— BEGIN DATA EXTRACT —

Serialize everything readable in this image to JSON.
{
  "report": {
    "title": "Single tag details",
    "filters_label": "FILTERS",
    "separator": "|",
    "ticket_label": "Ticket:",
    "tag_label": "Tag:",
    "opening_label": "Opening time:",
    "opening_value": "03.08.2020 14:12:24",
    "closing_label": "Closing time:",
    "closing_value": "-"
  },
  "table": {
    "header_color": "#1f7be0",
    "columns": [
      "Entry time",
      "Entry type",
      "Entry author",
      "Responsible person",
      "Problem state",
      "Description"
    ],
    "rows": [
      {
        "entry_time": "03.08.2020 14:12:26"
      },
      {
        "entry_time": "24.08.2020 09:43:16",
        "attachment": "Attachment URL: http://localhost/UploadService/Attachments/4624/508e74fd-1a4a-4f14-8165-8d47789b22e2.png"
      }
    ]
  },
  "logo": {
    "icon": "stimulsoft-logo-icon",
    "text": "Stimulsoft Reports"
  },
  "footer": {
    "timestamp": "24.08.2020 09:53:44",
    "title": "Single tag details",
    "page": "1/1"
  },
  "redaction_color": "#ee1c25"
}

— END DATA EXTRACT —

● STATED PROBLEM
Copy out the whole listing exactly; please set it all down.

● FINAL ANSWER
Serialize everything readable in this image to JSON.
{
  "report": {
    "title": "Single tag details",
    "filters_label": "FILTERS",
    "separator": "|",
    "ticket_label": "Ticket:",
    "tag_label": "Tag:",
    "opening_label": "Opening time:",
    "opening_value": "03.08.2020 14:12:24",
    "closing_label": "Closing time:",
    "closing_value": "-"
  },
  "table": {
    "header_color": "#1f7be0",
    "columns": [
      "Entry time",
      "Entry type",
      "Entry author",
      "Responsible person",
      "Problem state",
      "Description"
    ],
    "rows": [
      {
        "entry_time": "03.08.2020 14:12:26"
      },
      {
        "entry_time": "24.08.2020 09:43:16",
        "attachment": "Attachment URL: http://localhost/UploadService/Attachments/4624/508e74fd-1a4a-4f14-8165-8d47789b22e2.png"
      }
    ]
  },
  "logo": {
    "icon": "stimulsoft-logo-icon",
    "text": "Stimulsoft Reports"
  },
  "footer": {
    "timestamp": "24.08.2020 09:53:44",
    "title": "Single tag details",
    "page": "1/1"
  },
  "redaction_color": "#ee1c25"
}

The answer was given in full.